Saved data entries
***
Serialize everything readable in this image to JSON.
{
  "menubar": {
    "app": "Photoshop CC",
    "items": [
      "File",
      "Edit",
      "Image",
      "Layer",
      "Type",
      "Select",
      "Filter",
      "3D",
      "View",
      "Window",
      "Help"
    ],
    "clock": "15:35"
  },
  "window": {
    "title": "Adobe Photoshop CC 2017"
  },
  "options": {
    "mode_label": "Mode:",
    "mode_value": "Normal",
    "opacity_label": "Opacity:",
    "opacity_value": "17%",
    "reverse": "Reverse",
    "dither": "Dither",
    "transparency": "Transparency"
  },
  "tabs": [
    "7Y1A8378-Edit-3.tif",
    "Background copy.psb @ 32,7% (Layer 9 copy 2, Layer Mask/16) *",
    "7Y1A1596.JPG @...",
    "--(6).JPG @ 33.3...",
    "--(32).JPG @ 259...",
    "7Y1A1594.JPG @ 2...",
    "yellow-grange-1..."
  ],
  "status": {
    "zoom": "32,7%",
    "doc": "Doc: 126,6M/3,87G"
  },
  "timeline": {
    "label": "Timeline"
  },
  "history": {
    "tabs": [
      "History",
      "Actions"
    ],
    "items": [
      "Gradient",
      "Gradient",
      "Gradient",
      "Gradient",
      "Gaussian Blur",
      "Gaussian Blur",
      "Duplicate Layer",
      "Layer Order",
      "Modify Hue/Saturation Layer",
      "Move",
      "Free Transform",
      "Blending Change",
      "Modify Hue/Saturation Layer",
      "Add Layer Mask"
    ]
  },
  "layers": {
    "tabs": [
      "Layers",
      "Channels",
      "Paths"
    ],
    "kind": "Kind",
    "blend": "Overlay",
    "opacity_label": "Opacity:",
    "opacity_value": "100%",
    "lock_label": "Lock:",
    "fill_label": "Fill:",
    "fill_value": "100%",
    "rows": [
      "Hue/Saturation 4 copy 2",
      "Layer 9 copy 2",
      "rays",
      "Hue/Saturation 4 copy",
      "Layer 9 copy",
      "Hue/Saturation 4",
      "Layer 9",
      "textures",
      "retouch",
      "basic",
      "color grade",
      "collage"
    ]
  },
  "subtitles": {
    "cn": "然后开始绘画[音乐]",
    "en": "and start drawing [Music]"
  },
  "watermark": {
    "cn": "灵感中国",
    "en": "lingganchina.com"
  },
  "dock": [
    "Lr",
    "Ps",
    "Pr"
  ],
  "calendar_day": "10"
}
***
(Exercise prompt) Tally the lines above containing "Photoshop". Answer with the count only.

(Solution to the problem) 2